▶ [Excerpt to read]
----------------------------------------
Incomplete TRANSCODEs: Actually an Optimization Problem

hostilefork · August 22, 2022, 3:09pm

Ren-C has a multi-return interface for TRANSCODE. Without /NEXT, you get the whole thing:

>> transcode "abc def"
== [abc def]

With the /NEXT refinement, it will go one item at a time. But the return convention is that you receive back a the remainder as the primary return result, and the transcoded value is the second:

>> [pos value]: transcode/next "abc def"
== " def"

>> pos
== " def"

>> value
== abc

Of course, with multi-return you can ask for the overall return result to be the synthesized value:

>> [pos @value]: transcode/next "abc def"
== abc

You don't even have to name things if you don't want them!

>> [_ @]: transcode/next "abc def"
== abc

And you can just use a regular SET-WORD! to get just the primary result.

>> pos: trancode/next "abc def"
== " def"
----------------------------------------
▶ [Collected data]
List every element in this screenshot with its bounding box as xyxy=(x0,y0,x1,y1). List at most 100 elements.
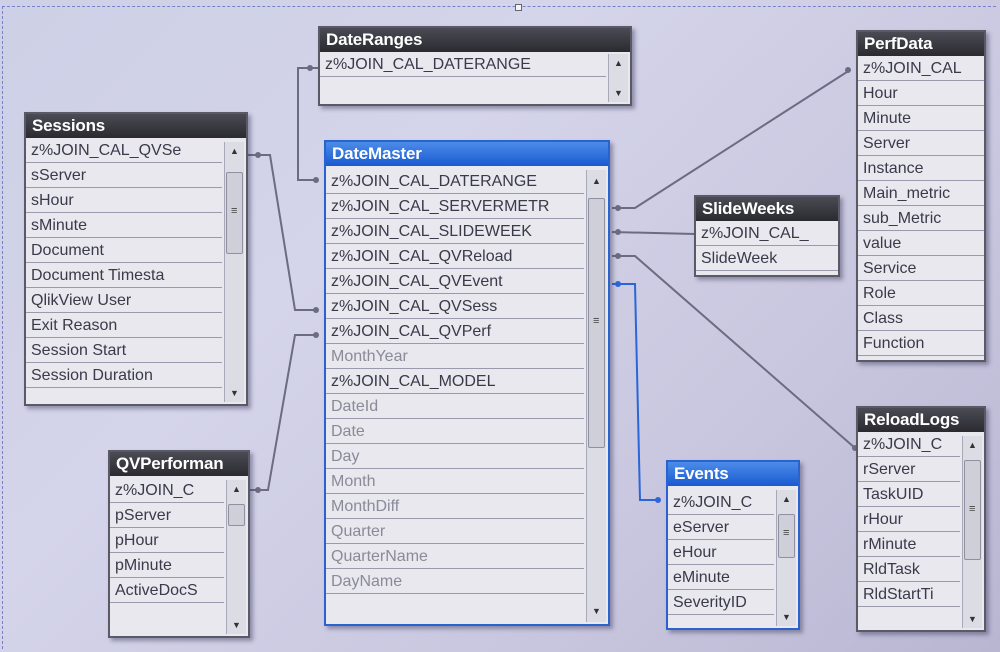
----------------------------------------
▶ [Tasks for this exercise]
**1)** In the post about Ren-C's TRANSCODE, what does TRANSCODE give back as its primary return result when /NEXT is used?
**2)** Name every bracketed block that appears to the left of a colon in the example commands of the TRANSCODE post.
**3)** From the TRANSCODE post, extract the passage beginning with "Of course, with" up to and including "the primary result.".

▶ [Responses in order]
**1)** The remainder of the input.

**2)**
[pos value]
[pos @value]
[_ @]

**3)**
Of course, with multi-return you can ask for the overall return result to be the synthesized value:

>> [pos @value]: transcode/next "abc def"
== abc

You don't even have to name things if you don't want them!

>> [_ @]: transcode/next "abc def"
== abc

And you can just use a regular SET-WORD! to get just the primary result.